The entries that follow should be written out exactly.

▶ [Data items]
-----

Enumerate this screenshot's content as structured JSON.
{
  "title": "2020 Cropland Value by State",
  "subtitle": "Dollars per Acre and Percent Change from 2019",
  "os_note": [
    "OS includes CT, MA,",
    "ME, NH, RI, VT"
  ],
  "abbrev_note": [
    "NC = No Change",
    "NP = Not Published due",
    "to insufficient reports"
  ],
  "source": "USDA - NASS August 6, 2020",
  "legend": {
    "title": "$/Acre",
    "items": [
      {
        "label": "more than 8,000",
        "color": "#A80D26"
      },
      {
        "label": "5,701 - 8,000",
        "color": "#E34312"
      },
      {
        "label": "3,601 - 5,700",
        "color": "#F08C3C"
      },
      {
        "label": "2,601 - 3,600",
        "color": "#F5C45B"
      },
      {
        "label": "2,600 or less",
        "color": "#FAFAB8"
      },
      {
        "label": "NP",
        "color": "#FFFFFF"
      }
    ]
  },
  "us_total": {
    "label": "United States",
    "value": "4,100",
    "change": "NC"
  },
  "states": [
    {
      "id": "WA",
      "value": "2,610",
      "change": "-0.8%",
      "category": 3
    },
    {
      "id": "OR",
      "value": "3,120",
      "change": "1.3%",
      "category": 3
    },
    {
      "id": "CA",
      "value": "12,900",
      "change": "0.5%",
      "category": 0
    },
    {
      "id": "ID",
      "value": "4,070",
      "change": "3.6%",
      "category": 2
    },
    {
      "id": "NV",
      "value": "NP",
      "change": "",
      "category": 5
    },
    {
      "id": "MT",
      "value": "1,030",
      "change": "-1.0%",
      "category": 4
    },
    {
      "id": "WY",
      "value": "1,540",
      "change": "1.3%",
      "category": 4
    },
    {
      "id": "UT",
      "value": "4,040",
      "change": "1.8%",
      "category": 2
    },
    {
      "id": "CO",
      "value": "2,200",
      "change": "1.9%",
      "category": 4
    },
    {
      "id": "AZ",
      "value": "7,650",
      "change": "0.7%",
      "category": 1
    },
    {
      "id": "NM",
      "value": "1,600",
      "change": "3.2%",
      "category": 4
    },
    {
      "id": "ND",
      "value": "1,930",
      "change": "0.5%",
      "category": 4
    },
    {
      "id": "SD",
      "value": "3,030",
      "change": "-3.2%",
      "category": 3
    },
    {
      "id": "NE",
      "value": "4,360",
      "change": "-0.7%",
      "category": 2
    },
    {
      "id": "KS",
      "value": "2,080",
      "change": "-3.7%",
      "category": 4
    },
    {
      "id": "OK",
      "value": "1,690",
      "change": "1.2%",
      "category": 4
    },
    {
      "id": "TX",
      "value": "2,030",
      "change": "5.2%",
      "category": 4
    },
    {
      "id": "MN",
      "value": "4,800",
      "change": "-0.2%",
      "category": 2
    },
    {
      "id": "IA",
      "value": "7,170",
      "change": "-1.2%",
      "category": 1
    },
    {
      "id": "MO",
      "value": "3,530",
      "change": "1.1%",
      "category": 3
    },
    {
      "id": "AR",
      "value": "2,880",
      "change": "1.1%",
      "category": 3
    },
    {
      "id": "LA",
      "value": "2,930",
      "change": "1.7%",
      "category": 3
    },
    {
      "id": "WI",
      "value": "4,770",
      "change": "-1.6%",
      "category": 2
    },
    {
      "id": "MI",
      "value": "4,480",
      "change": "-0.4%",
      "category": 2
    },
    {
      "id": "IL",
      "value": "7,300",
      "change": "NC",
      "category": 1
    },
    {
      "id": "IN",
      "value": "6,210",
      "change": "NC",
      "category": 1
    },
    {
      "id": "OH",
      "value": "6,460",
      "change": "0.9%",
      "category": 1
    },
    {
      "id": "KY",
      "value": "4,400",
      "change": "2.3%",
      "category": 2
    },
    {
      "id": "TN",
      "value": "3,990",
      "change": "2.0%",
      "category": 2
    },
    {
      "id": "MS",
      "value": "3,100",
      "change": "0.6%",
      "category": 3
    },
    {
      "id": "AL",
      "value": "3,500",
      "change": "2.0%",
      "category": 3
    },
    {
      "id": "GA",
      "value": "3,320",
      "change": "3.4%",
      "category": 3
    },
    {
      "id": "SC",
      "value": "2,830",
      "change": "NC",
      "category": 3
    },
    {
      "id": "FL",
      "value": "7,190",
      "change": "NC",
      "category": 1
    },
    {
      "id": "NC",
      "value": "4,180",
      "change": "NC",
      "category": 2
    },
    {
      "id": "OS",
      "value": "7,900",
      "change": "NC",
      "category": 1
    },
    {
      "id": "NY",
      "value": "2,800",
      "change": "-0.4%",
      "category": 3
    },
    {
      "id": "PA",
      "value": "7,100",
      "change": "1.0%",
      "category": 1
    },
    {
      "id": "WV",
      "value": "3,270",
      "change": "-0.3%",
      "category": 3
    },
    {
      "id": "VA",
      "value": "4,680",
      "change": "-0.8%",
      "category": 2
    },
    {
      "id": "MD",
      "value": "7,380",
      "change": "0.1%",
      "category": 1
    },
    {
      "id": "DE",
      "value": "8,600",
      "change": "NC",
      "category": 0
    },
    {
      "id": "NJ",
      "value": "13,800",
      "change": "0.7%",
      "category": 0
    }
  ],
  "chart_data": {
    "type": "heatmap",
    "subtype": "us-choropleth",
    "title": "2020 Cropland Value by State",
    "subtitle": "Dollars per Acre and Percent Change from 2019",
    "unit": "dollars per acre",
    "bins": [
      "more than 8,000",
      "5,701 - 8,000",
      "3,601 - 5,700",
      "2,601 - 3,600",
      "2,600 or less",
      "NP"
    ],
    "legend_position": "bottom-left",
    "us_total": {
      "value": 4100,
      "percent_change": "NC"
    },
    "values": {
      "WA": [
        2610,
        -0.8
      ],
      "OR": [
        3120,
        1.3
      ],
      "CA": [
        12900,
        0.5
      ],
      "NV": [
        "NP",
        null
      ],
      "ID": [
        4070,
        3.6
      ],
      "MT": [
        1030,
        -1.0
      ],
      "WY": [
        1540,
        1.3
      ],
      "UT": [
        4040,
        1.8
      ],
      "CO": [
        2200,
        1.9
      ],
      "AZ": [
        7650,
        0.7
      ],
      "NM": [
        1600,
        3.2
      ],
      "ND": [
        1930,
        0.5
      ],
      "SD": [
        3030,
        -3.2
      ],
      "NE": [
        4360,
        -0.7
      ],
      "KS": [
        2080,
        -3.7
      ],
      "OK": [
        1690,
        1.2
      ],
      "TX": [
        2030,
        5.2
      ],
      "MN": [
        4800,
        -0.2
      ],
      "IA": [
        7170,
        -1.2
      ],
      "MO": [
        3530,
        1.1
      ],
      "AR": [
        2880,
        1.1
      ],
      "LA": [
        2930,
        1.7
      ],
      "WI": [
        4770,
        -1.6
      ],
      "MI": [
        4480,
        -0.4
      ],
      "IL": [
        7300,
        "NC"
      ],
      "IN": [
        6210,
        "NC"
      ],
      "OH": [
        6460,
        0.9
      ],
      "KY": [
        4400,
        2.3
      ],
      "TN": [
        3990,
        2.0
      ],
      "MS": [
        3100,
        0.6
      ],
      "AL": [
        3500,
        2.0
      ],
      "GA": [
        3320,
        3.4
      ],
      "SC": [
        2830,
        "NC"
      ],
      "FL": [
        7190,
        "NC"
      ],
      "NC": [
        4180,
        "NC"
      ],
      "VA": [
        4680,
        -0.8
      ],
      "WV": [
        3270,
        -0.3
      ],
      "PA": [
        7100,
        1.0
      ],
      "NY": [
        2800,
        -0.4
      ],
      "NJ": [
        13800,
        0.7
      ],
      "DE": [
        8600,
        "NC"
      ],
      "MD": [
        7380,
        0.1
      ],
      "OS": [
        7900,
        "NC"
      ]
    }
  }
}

-----

▶ [RESULT OF THIS EXERCISE]
Enumerate this screenshot's content as structured JSON.
{
  "title": "2020 Cropland Value by State",
  "subtitle": "Dollars per Acre and Percent Change from 2019",
  "os_note": [
    "OS includes CT, MA,",
    "ME, NH, RI, VT"
  ],
  "abbrev_note": [
    "NC = No Change",
    "NP = Not Published due",
    "to insufficient reports"
  ],
  "source": "USDA - NASS August 6, 2020",
  "legend": {
    "title": "$/Acre",
    "items": [
      {
        "label": "more than 8,000",
        "color": "#A80D26"
      },
      {
        "label": "5,701 - 8,000",
        "color": "#E34312"
      },
      {
        "label": "3,601 - 5,700",
        "color": "#F08C3C"
      },
      {
        "label": "2,601 - 3,600",
        "color": "#F5C45B"
      },
      {
        "label": "2,600 or less",
        "color": "#FAFAB8"
      },
      {
        "label": "NP",
        "color": "#FFFFFF"
      }
    ]
  },
  "us_total": {
    "label": "United States",
    "value": "4,100",
    "change": "NC"
  },
  "states": [
    {
      "id": "WA",
      "value": "2,610",
      "change": "-0.8%",
      "category": 3
    },
    {
      "id": "OR",
      "value": "3,120",
      "change": "1.3%",
      "category": 3
    },
    {
      "id": "CA",
      "value": "12,900",
      "change": "0.5%",
      "category": 0
    },
    {
      "id": "ID",
      "value": "4,070",
      "change": "3.6%",
      "category": 2
    },
    {
      "id": "NV",
      "value": "NP",
      "change": "",
      "category": 5
    },
    {
      "id": "MT",
      "value": "1,030",
      "change": "-1.0%",
      "category": 4
    },
    {
      "id": "WY",
      "value": "1,540",
      "change": "1.3%",
      "category": 4
    },
    {
      "id": "UT",
      "value": "4,040",
      "change": "1.8%",
      "category": 2
    },
    {
      "id": "CO",
      "value": "2,200",
      "change": "1.9%",
      "category": 4
    },
    {
      "id": "AZ",
      "value": "7,650",
      "change": "0.7%",
      "category": 1
    },
    {
      "id": "NM",
      "value": "1,600",
      "change": "3.2%",
      "category": 4
    },
    {
      "id": "ND",
      "value": "1,930",
      "change": "0.5%",
      "category": 4
    },
    {
      "id": "SD",
      "value": "3,030",
      "change": "-3.2%",
      "category": 3
    },
    {
      "id": "NE",
      "value": "4,360",
      "change": "-0.7%",
      "category": 2
    },
    {
      "id": "KS",
      "value": "2,080",
      "change": "-3.7%",
      "category": 4
    },
    {
      "id": "OK",
      "value": "1,690",
      "change": "1.2%",
      "category": 4
    },
    {
      "id": "TX",
      "value": "2,030",
      "change": "5.2%",
      "category": 4
    },
    {
      "id": "MN",
      "value": "4,800",
      "change": "-0.2%",
      "category": 2
    },
    {
      "id": "IA",
      "value": "7,170",
      "change": "-1.2%",
      "category": 1
    },
    {
      "id": "MO",
      "value": "3,530",
      "change": "1.1%",
      "category": 3
    },
    {
      "id": "AR",
      "value": "2,880",
      "change": "1.1%",
      "category": 3
    },
    {
      "id": "LA",
      "value": "2,930",
      "change": "1.7%",
      "category": 3
    },
    {
      "id": "WI",
      "value": "4,770",
      "change": "-1.6%",
      "category": 2
    },
    {
      "id": "MI",
      "value": "4,480",
      "change": "-0.4%",
      "category": 2
    },
    {
      "id": "IL",
      "value": "7,300",
      "change": "NC",
      "category": 1
    },
    {
      "id": "IN",
      "value": "6,210",
      "change": "NC",
      "category": 1
    },
    {
      "id": "OH",
      "value": "6,460",
      "change": "0.9%",
      "category": 1
    },
    {
      "id": "KY",
      "value": "4,400",
      "change": "2.3%",
      "category": 2
    },
    {
      "id": "TN",
      "value": "3,990",
      "change": "2.0%",
      "category": 2
    },
    {
      "id": "MS",
      "value": "3,100",
      "change": "0.6%",
      "category": 3
    },
    {
      "id": "AL",
      "value": "3,500",
      "change": "2.0%",
      "category": 3
    },
    {
      "id": "GA",
      "value": "3,320",
      "change": "3.4%",
      "category": 3
    },
    {
      "id": "SC",
      "value": "2,830",
      "change": "NC",
      "category": 3
    },
    {
      "id": "FL",
      "value": "7,190",
      "change": "NC",
      "category": 1
    },
    {
      "id": "NC",
      "value": "4,180",
      "change": "NC",
      "category": 2
    },
    {
      "id": "OS",
      "value": "7,900",
      "change": "NC",
      "category": 1
    },
    {
      "id": "NY",
      "value": "2,800",
      "change": "-0.4%",
      "category": 3
    },
    {
      "id": "PA",
      "value": "7,100",
      "change": "1.0%",
      "category": 1
    },
    {
      "id": "WV",
      "value": "3,270",
      "change": "-0.3%",
      "category": 3
    },
    {
      "id": "VA",
      "value": "4,680",
      "change": "-0.8%",
      "category": 2
    },
    {
      "id": "MD",
      "value": "7,380",
      "change": "0.1%",
      "category": 1
    },
    {
      "id": "DE",
      "value": "8,600",
      "change": "NC",
      "category": 0
    },
    {
      "id": "NJ",
      "value": "13,800",
      "change": "0.7%",
      "category": 0
    }
  ],
  "chart_data": {
    "type": "heatmap",
    "subtype": "us-choropleth",
    "title": "2020 Cropland Value by State",
    "subtitle": "Dollars per Acre and Percent Change from 2019",
    "unit": "dollars per acre",
    "bins": [
      "more than 8,000",
      "5,701 - 8,000",
      "3,601 - 5,700",
      "2,601 - 3,600",
      "2,600 or less",
      "NP"
    ],
    "legend_position": "bottom-left",
    "us_total": {
      "value": 4100,
      "percent_change": "NC"
    },
    "values": {
      "WA": [
        2610,
        -0.8
      ],
      "OR": [
        3120,
        1.3
      ],
      "CA": [
        12900,
        0.5
      ],
      "NV": [
        "NP",
        null
      ],
      "ID": [
        4070,
        3.6
      ],
      "MT": [
        1030,
        -1.0
      ],
      "WY": [
        1540,
        1.3
      ],
      "UT": [
        4040,
        1.8
      ],
      "CO": [
        2200,
        1.9
      ],
      "AZ": [
        7650,
        0.7
      ],
      "NM": [
        1600,
        3.2
      ],
      "ND": [
        1930,
        0.5
      ],
      "SD": [
        3030,
        -3.2
      ],
      "NE": [
        4360,
        -0.7
      ],
      "KS": [
        2080,
        -3.7
      ],
      "OK": [
        1690,
        1.2
      ],
      "TX": [
        2030,
        5.2
      ],
      "MN": [
        4800,
        -0.2
      ],
      "IA": [
        7170,
        -1.2
      ],
      "MO": [
        3530,
        1.1
      ],
      "AR": [
        2880,
        1.1
      ],
      "LA": [
        2930,
        1.7
      ],
      "WI": [
        4770,
        -1.6
      ],
      "MI": [
        4480,
        -0.4
      ],
      "IL": [
        7300,
        "NC"
      ],
      "IN": [
        6210,
        "NC"
      ],
      "OH": [
        6460,
        0.9
      ],
      "KY": [
        4400,
        2.3
      ],
      "TN": [
        3990,
        2.0
      ],
      "MS": [
        3100,
        0.6
      ],
      "AL": [
        3500,
        2.0
      ],
      "GA": [
        3320,
        3.4
      ],
      "SC": [
        2830,
        "NC"
      ],
      "FL": [
        7190,
        "NC"
      ],
      "NC": [
        4180,
        "NC"
      ],
      "VA": [
        4680,
        -0.8
      ],
      "WV": [
        3270,
        -0.3
      ],
      "PA": [
        7100,
        1.0
      ],
      "NY": [
        2800,
        -0.4
      ],
      "NJ": [
        13800,
        0.7
      ],
      "DE": [
        8600,
        "NC"
      ],
      "MD": [
        7380,
        0.1
      ],
      "OS": [
        7900,
        "NC"
      ]
    }
  }
}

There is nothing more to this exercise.